[Collection entries]

____________

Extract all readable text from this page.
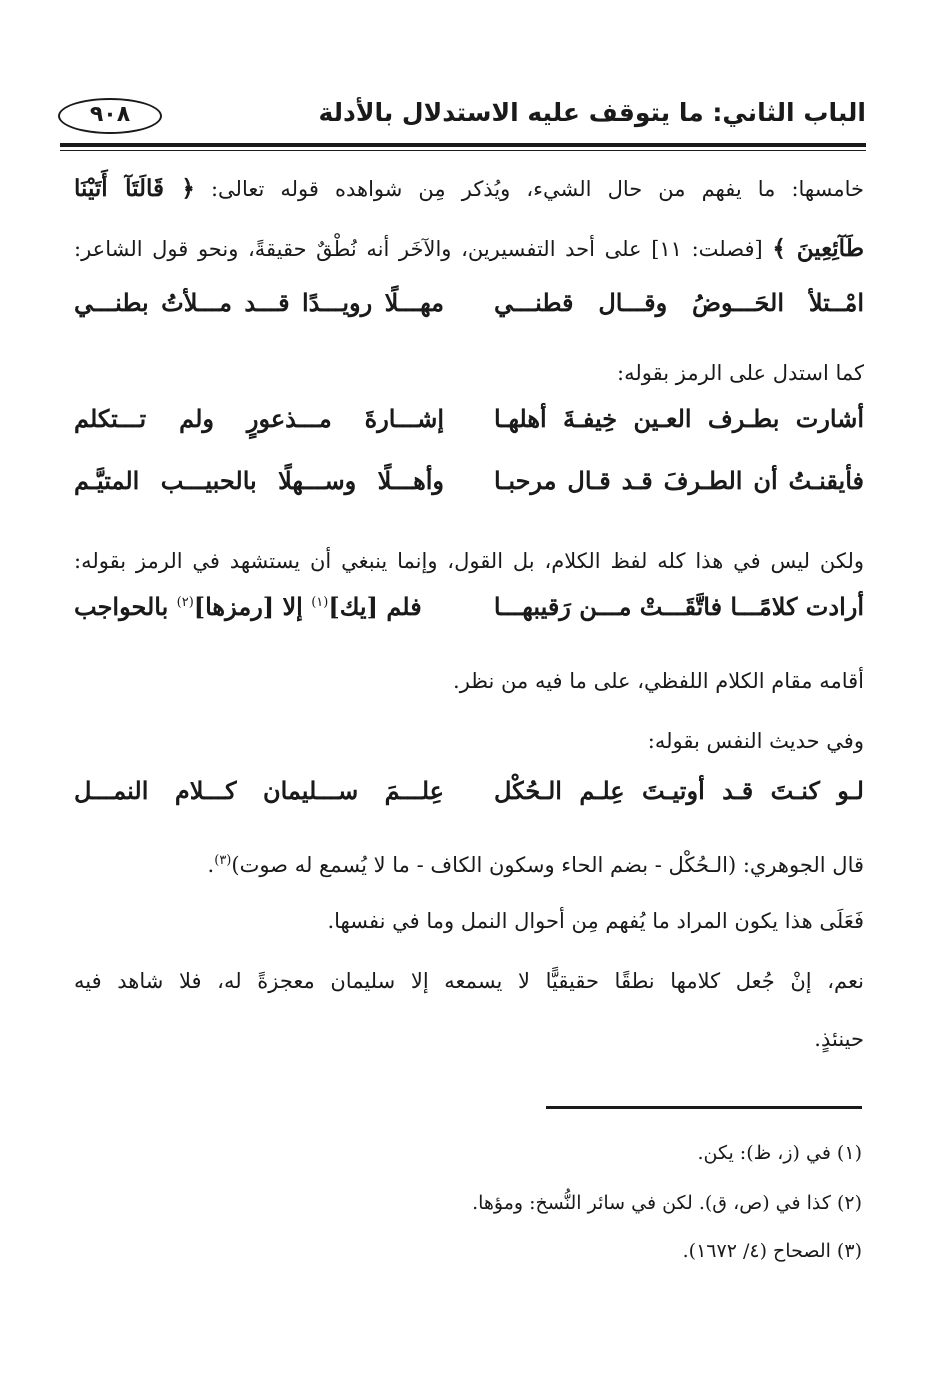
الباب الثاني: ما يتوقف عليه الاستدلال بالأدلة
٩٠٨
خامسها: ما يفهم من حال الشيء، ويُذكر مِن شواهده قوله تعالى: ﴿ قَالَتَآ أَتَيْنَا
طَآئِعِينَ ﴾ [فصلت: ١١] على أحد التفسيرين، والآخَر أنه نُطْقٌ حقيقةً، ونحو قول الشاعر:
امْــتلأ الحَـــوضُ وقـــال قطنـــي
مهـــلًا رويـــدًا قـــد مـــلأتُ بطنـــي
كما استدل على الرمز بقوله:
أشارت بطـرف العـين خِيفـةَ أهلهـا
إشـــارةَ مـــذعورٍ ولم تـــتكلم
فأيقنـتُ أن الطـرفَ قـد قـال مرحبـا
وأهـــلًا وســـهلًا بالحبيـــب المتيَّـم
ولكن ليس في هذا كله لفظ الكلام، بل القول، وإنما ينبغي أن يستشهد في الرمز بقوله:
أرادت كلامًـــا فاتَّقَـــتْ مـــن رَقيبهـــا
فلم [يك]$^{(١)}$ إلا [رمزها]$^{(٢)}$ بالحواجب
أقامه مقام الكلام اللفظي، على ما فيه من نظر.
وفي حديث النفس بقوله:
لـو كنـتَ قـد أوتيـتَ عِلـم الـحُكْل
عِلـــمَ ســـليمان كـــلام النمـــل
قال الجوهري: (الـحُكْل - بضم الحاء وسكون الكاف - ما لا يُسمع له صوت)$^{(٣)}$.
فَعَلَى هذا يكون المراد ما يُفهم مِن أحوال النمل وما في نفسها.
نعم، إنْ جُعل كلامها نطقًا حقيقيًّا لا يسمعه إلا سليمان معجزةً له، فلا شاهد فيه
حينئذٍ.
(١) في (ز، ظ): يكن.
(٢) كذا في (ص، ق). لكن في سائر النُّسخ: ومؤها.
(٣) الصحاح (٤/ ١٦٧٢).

____________

Quote the data above in full and without alteration; skip the pictures.

Extract all readable text from this page.
الباب الثاني: ما يتوقف عليه الاستدلال بالأدلة
٩٠٨
خامسها: ما يفهم من حال الشيء، ويُذكر مِن شواهده قوله تعالى: ﴿ قَالَتَآ أَتَيْنَا
طَآئِعِينَ ﴾ [فصلت: ١١] على أحد التفسيرين، والآخَر أنه نُطْقٌ حقيقةً، ونحو قول الشاعر:
امْــتلأ الحَـــوضُ وقـــال قطنـــي
مهـــلًا رويـــدًا قـــد مـــلأتُ بطنـــي
كما استدل على الرمز بقوله:
أشارت بطـرف العـين خِيفـةَ أهلهـا
إشـــارةَ مـــذعورٍ ولم تـــتكلم
فأيقنـتُ أن الطـرفَ قـد قـال مرحبـا
وأهـــلًا وســـهلًا بالحبيـــب المتيَّـم
ولكن ليس في هذا كله لفظ الكلام، بل القول، وإنما ينبغي أن يستشهد في الرمز بقوله:
أرادت كلامًـــا فاتَّقَـــتْ مـــن رَقيبهـــا
فلم [يك]$^{(١)}$ إلا [رمزها]$^{(٢)}$ بالحواجب
أقامه مقام الكلام اللفظي، على ما فيه من نظر.
وفي حديث النفس بقوله:
لـو كنـتَ قـد أوتيـتَ عِلـم الـحُكْل
عِلـــمَ ســـليمان كـــلام النمـــل
قال الجوهري: (الـحُكْل - بضم الحاء وسكون الكاف - ما لا يُسمع له صوت)$^{(٣)}$.
فَعَلَى هذا يكون المراد ما يُفهم مِن أحوال النمل وما في نفسها.
نعم، إنْ جُعل كلامها نطقًا حقيقيًّا لا يسمعه إلا سليمان معجزةً له، فلا شاهد فيه
حينئذٍ.
(١) في (ز، ظ): يكن.
(٢) كذا في (ص، ق). لكن في سائر النُّسخ: ومؤها.
(٣) الصحاح (٤/ ١٦٧٢).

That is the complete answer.